[Recorded data]
_ _ _ _ _ _ _

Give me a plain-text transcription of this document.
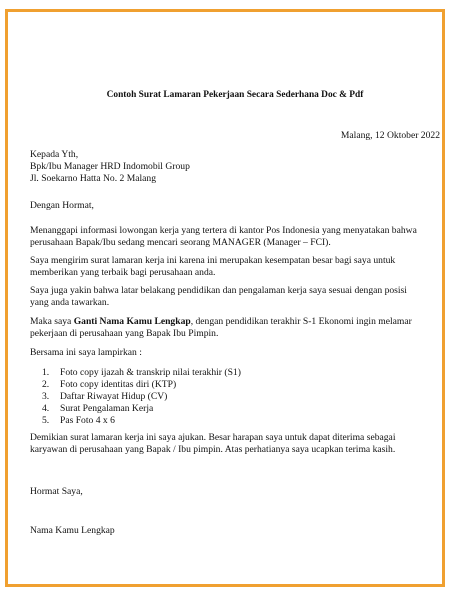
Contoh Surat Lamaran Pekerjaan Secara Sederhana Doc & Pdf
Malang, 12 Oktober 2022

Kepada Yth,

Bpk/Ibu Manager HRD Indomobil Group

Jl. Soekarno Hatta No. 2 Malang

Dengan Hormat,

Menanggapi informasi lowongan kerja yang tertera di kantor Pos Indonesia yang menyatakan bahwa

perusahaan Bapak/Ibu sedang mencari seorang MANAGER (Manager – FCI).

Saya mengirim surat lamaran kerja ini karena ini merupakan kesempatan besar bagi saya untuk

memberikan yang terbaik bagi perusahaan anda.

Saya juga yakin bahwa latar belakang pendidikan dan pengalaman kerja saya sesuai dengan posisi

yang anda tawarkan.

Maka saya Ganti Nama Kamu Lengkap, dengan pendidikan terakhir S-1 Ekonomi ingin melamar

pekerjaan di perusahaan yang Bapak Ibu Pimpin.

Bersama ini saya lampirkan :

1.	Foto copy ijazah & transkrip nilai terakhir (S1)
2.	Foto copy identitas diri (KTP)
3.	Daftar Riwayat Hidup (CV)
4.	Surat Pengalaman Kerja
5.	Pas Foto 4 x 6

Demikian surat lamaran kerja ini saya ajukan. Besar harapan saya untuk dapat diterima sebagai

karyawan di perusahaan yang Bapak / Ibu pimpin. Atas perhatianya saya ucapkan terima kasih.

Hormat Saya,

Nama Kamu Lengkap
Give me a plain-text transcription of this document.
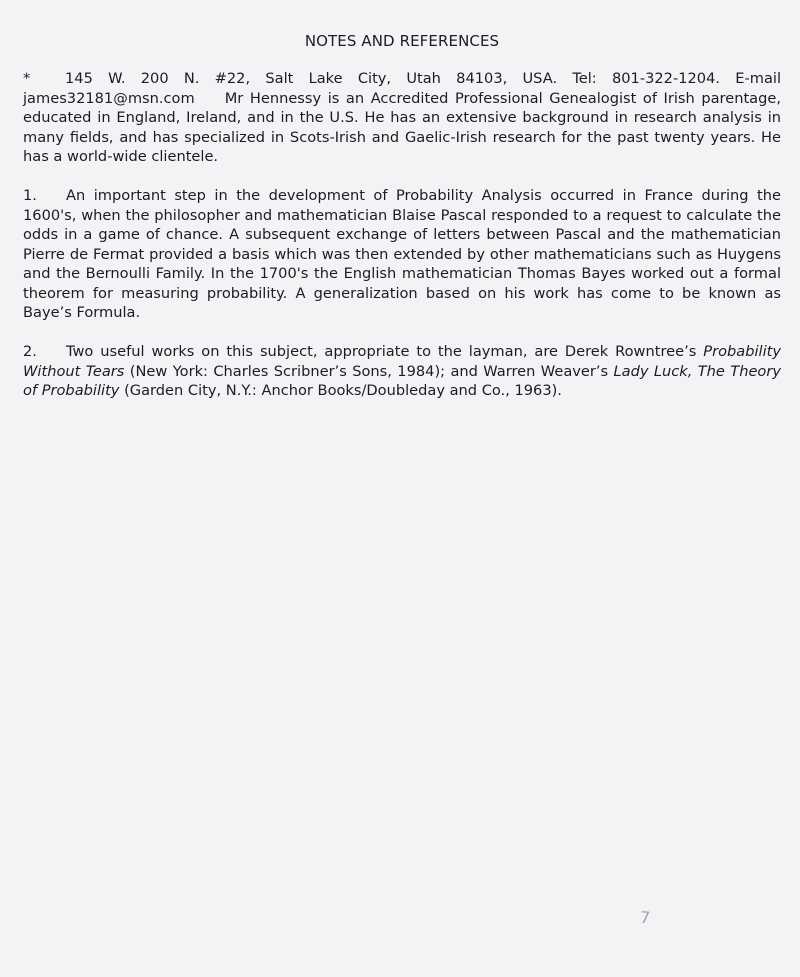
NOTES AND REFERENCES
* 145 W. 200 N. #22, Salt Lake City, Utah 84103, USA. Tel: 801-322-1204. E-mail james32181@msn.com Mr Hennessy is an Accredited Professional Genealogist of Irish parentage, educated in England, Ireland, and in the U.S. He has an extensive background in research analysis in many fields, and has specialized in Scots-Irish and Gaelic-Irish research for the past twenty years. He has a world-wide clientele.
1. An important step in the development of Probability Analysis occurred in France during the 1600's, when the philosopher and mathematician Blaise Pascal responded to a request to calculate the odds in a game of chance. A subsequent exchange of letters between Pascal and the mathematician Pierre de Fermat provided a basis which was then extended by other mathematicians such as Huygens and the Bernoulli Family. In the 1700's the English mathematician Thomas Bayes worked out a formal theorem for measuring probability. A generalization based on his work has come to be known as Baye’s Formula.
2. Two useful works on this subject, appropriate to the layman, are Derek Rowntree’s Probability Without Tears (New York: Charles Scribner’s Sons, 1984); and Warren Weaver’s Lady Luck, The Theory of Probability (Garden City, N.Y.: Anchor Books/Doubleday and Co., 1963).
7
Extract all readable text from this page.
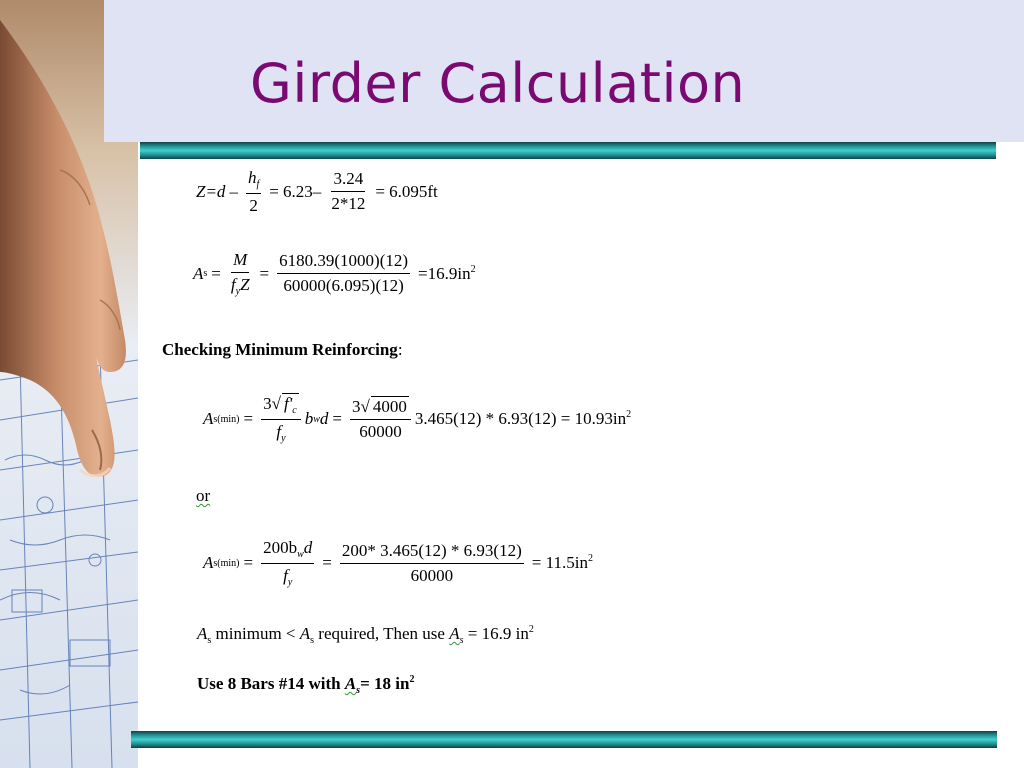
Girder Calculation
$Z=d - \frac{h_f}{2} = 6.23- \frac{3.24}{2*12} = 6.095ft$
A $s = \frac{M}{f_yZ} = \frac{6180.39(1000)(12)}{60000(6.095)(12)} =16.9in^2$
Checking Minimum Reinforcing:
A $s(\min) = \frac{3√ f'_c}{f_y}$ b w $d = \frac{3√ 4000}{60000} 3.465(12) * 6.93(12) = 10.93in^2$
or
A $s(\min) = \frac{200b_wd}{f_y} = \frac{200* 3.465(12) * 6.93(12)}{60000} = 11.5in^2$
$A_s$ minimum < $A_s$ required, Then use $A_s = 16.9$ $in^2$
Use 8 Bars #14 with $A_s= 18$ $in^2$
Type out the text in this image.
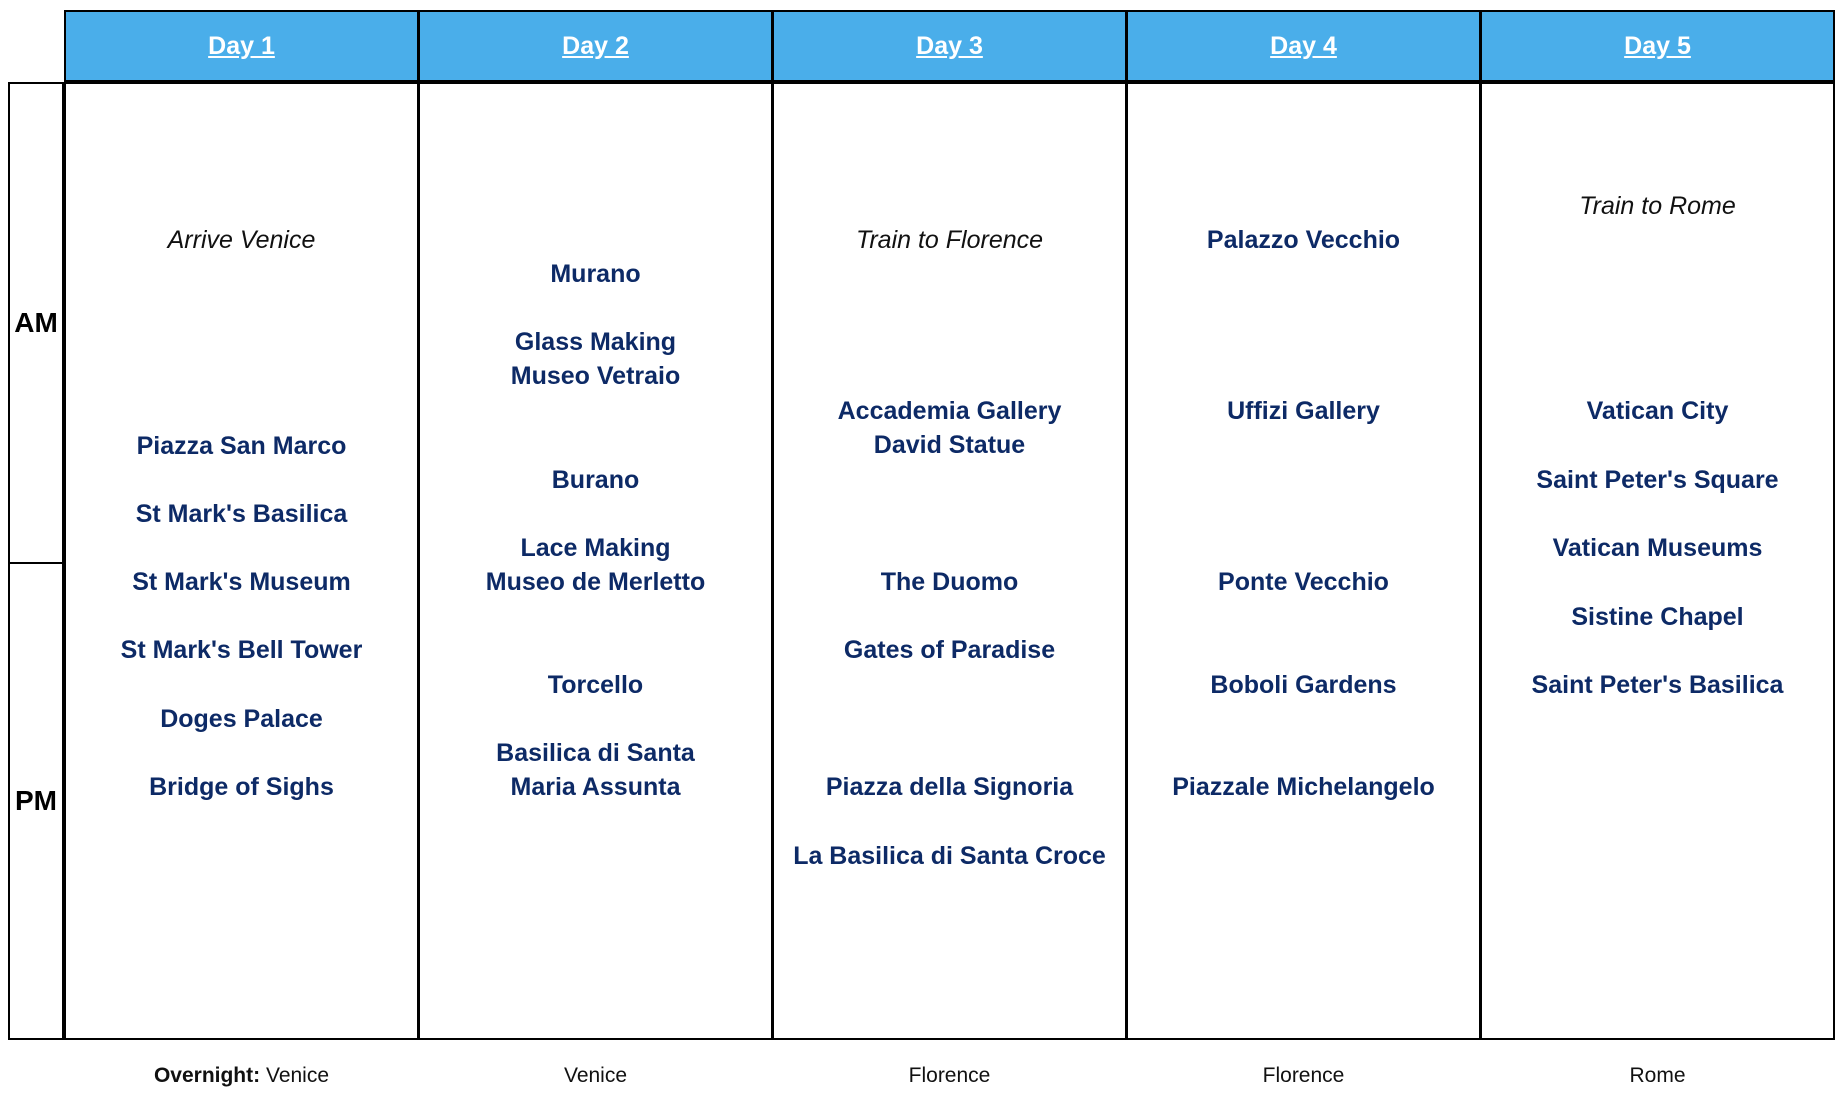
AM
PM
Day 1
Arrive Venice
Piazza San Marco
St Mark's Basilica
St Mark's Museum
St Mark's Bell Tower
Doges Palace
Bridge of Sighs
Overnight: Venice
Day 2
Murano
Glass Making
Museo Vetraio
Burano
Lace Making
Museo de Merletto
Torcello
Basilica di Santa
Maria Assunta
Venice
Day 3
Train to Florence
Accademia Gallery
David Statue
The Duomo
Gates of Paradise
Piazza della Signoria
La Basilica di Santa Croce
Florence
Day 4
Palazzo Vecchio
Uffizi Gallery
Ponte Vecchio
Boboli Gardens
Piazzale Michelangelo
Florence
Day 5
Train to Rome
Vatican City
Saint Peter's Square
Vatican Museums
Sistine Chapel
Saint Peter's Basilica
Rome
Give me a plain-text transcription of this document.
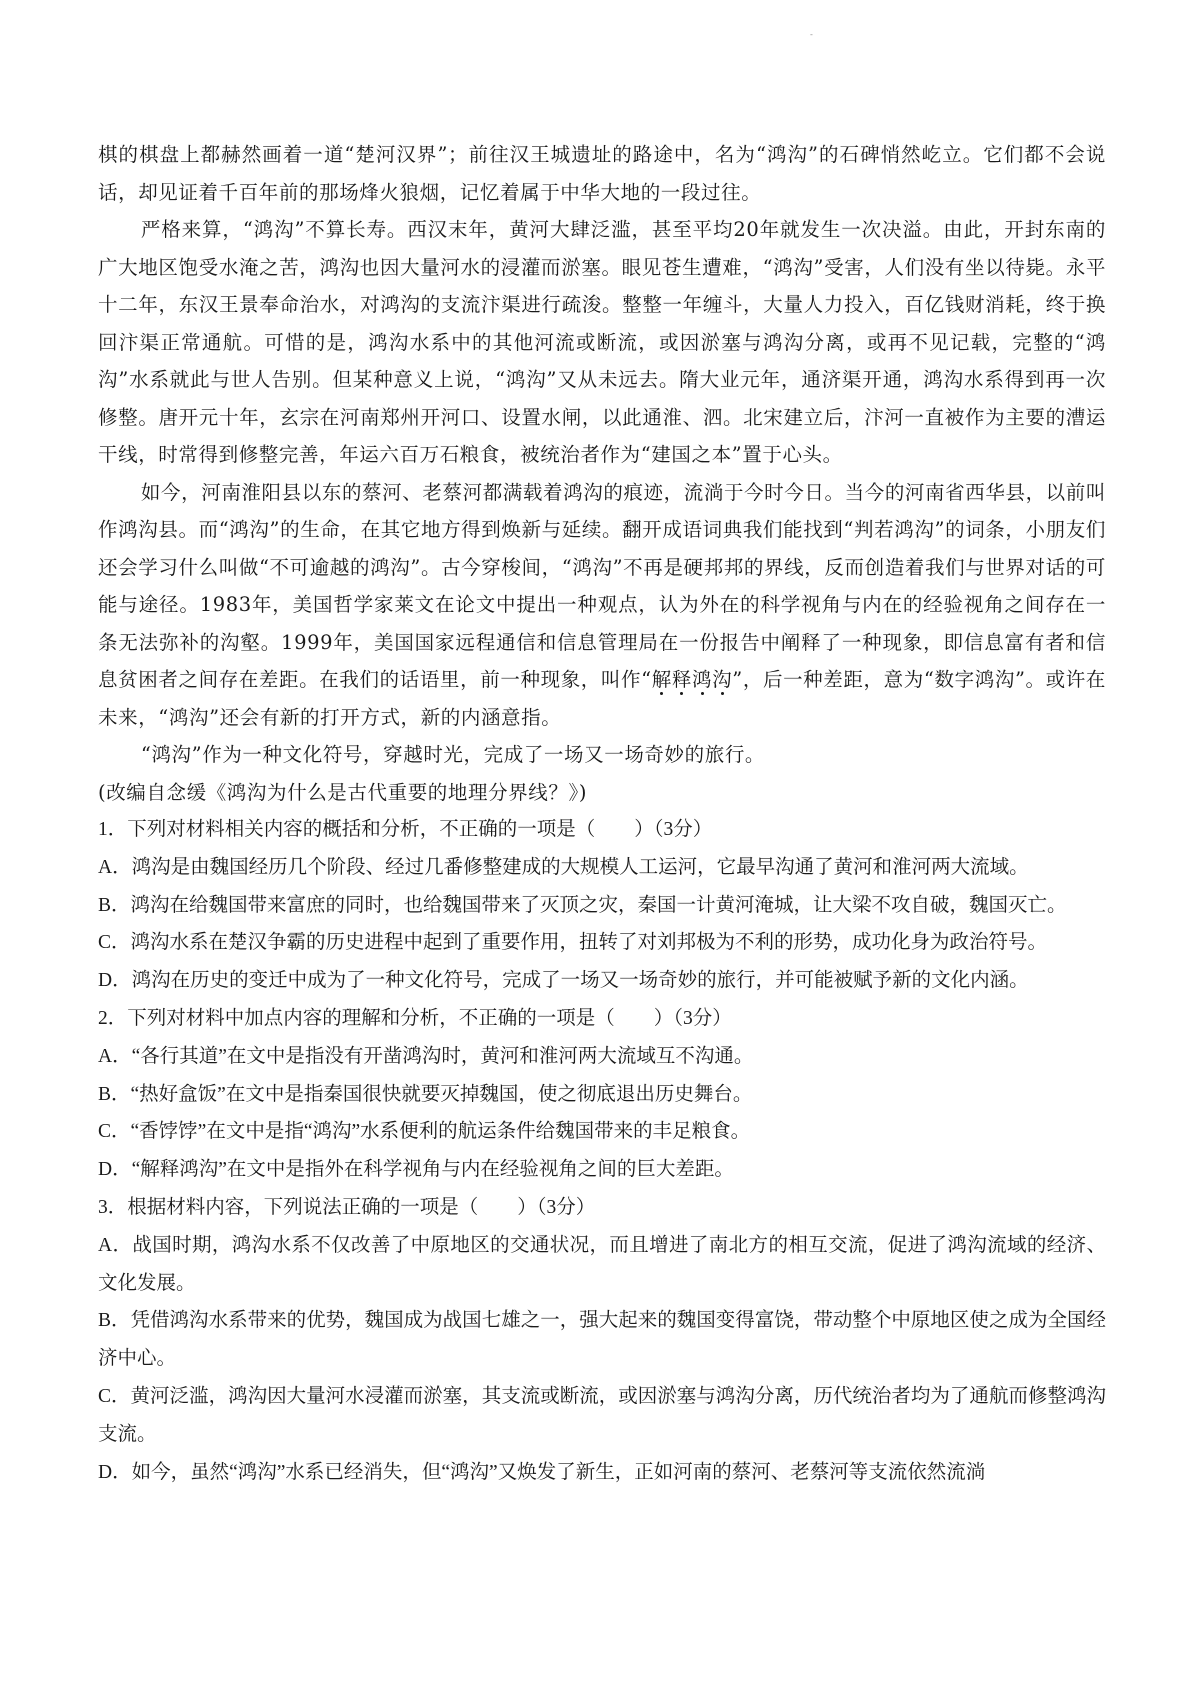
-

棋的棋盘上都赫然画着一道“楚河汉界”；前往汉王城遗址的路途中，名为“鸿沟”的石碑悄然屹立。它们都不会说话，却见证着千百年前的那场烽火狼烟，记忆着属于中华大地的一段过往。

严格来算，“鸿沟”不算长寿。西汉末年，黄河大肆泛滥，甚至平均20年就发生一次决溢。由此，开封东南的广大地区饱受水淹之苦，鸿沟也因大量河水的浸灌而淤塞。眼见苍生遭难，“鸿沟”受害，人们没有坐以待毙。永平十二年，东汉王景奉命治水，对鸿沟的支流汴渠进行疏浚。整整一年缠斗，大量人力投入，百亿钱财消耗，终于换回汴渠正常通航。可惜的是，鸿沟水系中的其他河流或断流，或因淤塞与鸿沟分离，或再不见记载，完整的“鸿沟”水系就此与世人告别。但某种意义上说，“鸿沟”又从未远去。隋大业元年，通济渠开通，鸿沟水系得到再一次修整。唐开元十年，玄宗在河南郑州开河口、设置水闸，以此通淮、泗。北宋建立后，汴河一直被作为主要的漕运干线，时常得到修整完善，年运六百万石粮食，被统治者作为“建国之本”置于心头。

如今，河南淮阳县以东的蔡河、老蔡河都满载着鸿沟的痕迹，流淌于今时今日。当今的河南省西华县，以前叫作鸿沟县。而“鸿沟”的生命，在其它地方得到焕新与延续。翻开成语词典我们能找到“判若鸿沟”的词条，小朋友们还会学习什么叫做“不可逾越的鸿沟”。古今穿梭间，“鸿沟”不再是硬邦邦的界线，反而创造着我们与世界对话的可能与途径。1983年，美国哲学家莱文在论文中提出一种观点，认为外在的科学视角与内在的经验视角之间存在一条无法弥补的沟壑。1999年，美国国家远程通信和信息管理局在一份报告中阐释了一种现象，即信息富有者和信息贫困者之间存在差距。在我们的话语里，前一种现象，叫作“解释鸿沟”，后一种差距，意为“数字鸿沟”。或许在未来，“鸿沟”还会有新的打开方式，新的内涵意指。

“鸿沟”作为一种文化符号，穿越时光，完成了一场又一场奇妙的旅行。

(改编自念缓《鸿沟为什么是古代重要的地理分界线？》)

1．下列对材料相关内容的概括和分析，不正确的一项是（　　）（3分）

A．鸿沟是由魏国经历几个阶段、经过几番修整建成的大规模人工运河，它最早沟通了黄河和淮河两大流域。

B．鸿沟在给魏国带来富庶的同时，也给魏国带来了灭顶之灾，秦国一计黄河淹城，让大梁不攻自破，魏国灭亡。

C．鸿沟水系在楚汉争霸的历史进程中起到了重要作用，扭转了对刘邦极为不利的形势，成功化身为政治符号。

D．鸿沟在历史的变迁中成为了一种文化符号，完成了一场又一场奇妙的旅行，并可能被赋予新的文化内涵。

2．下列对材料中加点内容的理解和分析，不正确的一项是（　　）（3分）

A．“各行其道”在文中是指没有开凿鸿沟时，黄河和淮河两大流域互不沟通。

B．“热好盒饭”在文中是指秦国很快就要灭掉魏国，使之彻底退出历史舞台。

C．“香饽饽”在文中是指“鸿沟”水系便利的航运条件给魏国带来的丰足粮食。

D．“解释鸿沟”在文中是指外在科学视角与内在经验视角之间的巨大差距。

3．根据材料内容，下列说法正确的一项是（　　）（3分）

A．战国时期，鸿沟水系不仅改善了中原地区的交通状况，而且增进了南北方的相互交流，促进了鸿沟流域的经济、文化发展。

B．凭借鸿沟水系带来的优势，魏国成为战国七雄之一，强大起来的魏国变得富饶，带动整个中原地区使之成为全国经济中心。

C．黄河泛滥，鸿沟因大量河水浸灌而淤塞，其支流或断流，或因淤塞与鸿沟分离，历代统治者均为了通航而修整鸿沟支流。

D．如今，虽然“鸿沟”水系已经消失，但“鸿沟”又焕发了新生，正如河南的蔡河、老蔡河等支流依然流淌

_ _ _ _ _ _ _

Filter the data for the string "Venice" and copy every line that has it.

→ Written response
Arrive Venice
Overnight: Venice
Venice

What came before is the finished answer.